GIVEN RECORDS –
>>>
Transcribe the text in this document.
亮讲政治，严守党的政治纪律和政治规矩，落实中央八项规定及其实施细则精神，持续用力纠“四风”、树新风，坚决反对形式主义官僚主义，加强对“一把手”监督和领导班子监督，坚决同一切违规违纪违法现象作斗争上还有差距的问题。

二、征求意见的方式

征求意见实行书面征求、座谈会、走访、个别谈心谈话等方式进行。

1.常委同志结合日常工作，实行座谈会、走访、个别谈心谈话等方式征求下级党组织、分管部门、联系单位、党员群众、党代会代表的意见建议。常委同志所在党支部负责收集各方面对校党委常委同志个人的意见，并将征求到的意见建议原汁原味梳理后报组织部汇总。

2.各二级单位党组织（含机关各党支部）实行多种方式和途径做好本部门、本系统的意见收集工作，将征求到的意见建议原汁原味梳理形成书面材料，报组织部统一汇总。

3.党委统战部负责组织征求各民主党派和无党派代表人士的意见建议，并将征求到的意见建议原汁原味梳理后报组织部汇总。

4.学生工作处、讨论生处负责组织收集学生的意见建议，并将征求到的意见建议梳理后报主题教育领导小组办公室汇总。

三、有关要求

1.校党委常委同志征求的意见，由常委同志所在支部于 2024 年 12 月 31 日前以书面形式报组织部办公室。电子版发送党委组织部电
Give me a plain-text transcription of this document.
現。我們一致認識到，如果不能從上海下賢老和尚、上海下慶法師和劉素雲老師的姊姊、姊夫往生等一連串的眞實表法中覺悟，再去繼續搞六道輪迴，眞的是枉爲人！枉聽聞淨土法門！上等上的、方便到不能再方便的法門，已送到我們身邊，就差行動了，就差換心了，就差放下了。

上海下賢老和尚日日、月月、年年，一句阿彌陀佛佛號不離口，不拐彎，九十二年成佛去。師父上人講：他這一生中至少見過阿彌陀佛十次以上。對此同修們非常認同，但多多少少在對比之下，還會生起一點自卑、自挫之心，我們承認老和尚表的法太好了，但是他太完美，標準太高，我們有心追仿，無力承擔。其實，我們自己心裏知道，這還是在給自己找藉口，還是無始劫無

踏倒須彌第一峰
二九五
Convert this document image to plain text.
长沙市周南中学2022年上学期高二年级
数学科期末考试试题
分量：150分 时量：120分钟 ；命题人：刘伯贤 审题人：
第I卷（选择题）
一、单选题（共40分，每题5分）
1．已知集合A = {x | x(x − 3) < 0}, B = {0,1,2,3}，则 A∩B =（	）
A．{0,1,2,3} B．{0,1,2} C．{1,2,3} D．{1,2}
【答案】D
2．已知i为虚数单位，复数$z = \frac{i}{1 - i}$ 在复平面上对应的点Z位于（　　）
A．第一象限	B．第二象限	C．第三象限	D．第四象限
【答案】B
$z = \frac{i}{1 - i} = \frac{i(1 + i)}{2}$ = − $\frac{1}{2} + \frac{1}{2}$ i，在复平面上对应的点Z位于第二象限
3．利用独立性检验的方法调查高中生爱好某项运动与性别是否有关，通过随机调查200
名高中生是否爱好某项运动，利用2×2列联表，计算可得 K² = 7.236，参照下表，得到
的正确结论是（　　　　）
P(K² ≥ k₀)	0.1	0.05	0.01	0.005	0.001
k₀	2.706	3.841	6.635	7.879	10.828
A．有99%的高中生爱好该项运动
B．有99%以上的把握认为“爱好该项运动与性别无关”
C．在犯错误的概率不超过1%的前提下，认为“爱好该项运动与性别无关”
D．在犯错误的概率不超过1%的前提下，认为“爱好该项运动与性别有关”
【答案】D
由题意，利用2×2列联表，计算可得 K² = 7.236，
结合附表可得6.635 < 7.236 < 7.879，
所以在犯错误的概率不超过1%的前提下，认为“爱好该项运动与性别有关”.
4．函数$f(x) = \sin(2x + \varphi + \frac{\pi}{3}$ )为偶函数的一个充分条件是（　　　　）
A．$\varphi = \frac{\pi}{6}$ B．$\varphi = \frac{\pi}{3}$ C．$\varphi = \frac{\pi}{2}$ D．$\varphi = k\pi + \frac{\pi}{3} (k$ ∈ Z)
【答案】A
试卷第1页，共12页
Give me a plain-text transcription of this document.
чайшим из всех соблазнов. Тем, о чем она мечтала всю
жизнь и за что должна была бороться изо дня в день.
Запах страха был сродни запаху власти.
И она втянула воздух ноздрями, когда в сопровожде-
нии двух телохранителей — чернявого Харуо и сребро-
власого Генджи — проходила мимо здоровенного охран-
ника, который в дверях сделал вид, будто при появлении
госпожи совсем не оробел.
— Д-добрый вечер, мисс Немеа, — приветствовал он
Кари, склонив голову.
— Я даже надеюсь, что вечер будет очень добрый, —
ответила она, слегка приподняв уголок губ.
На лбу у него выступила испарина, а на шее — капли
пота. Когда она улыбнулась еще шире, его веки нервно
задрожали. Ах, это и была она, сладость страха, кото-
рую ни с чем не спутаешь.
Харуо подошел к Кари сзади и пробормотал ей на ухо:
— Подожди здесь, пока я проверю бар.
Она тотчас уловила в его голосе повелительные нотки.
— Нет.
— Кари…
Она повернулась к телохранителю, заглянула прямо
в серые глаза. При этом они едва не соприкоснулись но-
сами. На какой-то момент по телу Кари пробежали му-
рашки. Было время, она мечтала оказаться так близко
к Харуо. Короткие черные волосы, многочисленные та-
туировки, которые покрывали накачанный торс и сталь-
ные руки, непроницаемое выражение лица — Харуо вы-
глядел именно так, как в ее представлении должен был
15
<<<
TASK TO COMPLETE – Check each line in the records for the word "страха" and say how many have it, with nothing else.

FINISHED ANSWER – 2